Exercise requirements: Gather the lines that hold the string "Luft".

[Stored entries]

--------------------------------------------------

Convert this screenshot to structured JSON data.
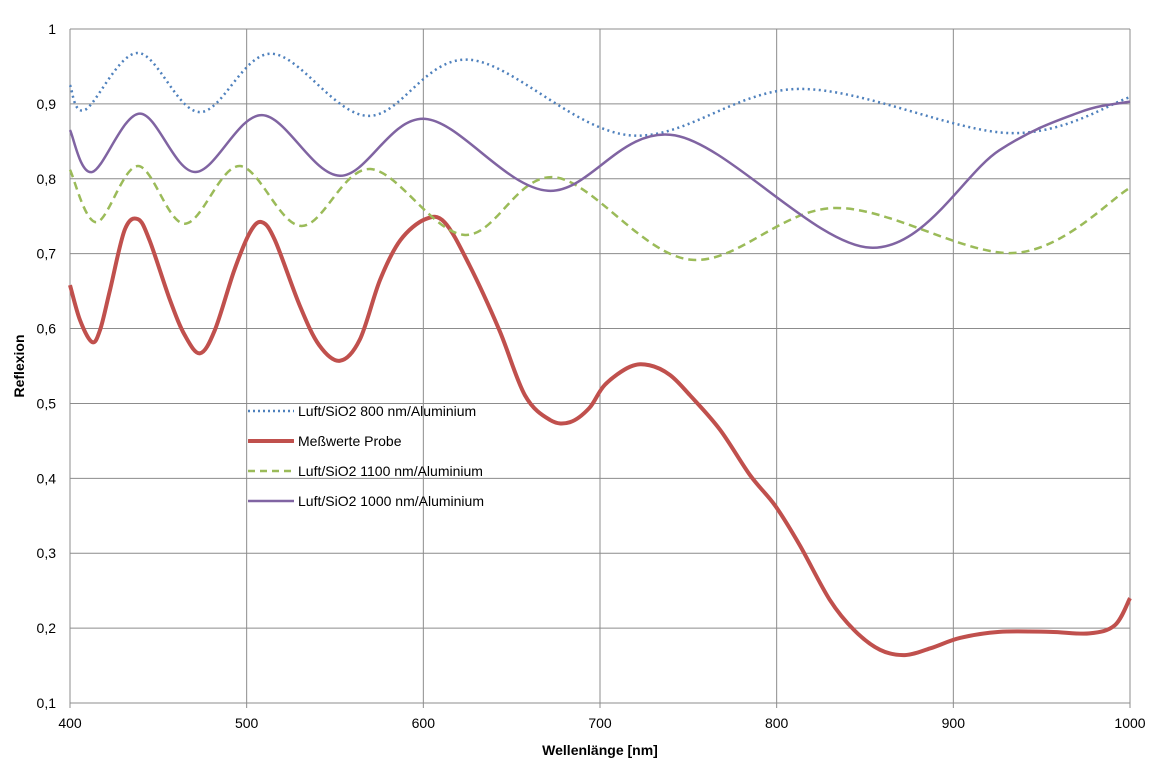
{
  "chart_data": {
    "type": "line",
    "title": "",
    "xlabel": "Wellenlänge [nm]",
    "ylabel": "Reflexion",
    "xlim": [
      400,
      1000
    ],
    "ylim": [
      0.1,
      1.0
    ],
    "xticks": [
      400,
      500,
      600,
      700,
      800,
      900,
      1000
    ],
    "yticks": [
      0.1,
      0.2,
      0.3,
      0.4,
      0.5,
      0.6,
      0.7,
      0.8,
      0.9,
      1.0
    ],
    "ytick_labels": [
      "0,1",
      "0,2",
      "0,3",
      "0,4",
      "0,5",
      "0,6",
      "0,7",
      "0,8",
      "0,9",
      "1"
    ],
    "xtick_labels": [
      "400",
      "500",
      "600",
      "700",
      "800",
      "900",
      "1000"
    ],
    "grid": true,
    "legend_position": "center-left",
    "series": [
      {
        "name": "Luft/SiO2 800 nm/Aluminium",
        "color": "#4F81BD",
        "style": "dotted",
        "x": [
          400,
          408.5,
          438.5,
          473.6,
          514,
          568.7,
          626,
          717,
          813,
          932,
          1000
        ],
        "y": [
          0.925,
          0.892,
          0.968,
          0.889,
          0.967,
          0.884,
          0.959,
          0.858,
          0.92,
          0.861,
          0.909
        ]
      },
      {
        "name": "Meßwerte Probe",
        "color": "#C0504D",
        "style": "solid-thick",
        "x": [
          400,
          405.7,
          412.5,
          417,
          422.6,
          431,
          438.5,
          445,
          456.6,
          465,
          473.6,
          482,
          493,
          502,
          508.7,
          516,
          530,
          541,
          552.8,
          564,
          575.5,
          587,
          601,
          612,
          626,
          643,
          657.5,
          671.7,
          683,
          694,
          702.8,
          717,
          728,
          739.6,
          750.9,
          767.9,
          785,
          799,
          813,
          830,
          844,
          858.5,
          872.6,
          887,
          904,
          926,
          954.7,
          977,
          991.5,
          1000
        ],
        "y": [
          0.658,
          0.611,
          0.582,
          0.598,
          0.651,
          0.732,
          0.746,
          0.718,
          0.638,
          0.591,
          0.567,
          0.598,
          0.678,
          0.729,
          0.742,
          0.718,
          0.631,
          0.578,
          0.557,
          0.585,
          0.665,
          0.718,
          0.746,
          0.742,
          0.685,
          0.598,
          0.511,
          0.478,
          0.475,
          0.494,
          0.525,
          0.549,
          0.551,
          0.538,
          0.511,
          0.465,
          0.404,
          0.364,
          0.311,
          0.238,
          0.197,
          0.171,
          0.164,
          0.173,
          0.187,
          0.195,
          0.195,
          0.193,
          0.204,
          0.24
        ]
      },
      {
        "name": "Luft/SiO2 1100 nm/Aluminium",
        "color": "#9BBB59",
        "style": "dashed",
        "x": [
          400,
          415,
          438.5,
          465,
          496,
          531,
          570,
          623.6,
          674.5,
          751,
          833,
          935,
          1000
        ],
        "y": [
          0.812,
          0.742,
          0.817,
          0.74,
          0.817,
          0.737,
          0.813,
          0.725,
          0.802,
          0.692,
          0.761,
          0.701,
          0.788
        ]
      },
      {
        "name": "Luft/SiO2 1000 nm/Aluminium",
        "color": "#8064A2",
        "style": "solid",
        "x": [
          400,
          412.5,
          439.6,
          470.8,
          508.7,
          552.8,
          601,
          670.6,
          742.5,
          853,
          926,
          971.7,
          1000
        ],
        "y": [
          0.865,
          0.809,
          0.887,
          0.809,
          0.885,
          0.804,
          0.88,
          0.784,
          0.858,
          0.708,
          0.838,
          0.889,
          0.903
        ]
      }
    ]
  }
}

--------------------------------------------------

Finished answer:
        "name": "Luft/SiO2 800 nm/Aluminium",
        "name": "Luft/SiO2 1100 nm/Aluminium",
        "name": "Luft/SiO2 1000 nm/Aluminium",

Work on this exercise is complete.